▶ _Your goal_
Write the records out again, keeping each line exactly as it is.
--- Begin Excerpted data ---
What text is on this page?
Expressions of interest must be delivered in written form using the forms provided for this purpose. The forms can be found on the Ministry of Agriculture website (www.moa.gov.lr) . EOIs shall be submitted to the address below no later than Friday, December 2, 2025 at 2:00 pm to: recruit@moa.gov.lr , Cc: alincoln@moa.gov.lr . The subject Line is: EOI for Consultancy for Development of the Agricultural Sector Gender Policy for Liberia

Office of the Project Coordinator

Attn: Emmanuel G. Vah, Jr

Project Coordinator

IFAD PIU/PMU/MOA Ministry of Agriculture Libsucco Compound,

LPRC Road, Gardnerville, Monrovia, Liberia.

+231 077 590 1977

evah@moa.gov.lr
--- End Excerpted data ---
▶ _Final result_
What text is on this page?
Expressions of interest must be delivered in written form using the forms provided for this purpose. The forms can be found on the Ministry of Agriculture website (www.moa.gov.lr) . EOIs shall be submitted to the address below no later than Friday, December 2, 2025 at 2:00 pm to: recruit@moa.gov.lr , Cc: alincoln@moa.gov.lr . The subject Line is: EOI for Consultancy for Development of the Agricultural Sector Gender Policy for Liberia

Office of the Project Coordinator

Attn: Emmanuel G. Vah, Jr

Project Coordinator

IFAD PIU/PMU/MOA Ministry of Agriculture Libsucco Compound,

LPRC Road, Gardnerville, Monrovia, Liberia.

+231 077 590 1977

evah@moa.gov.lr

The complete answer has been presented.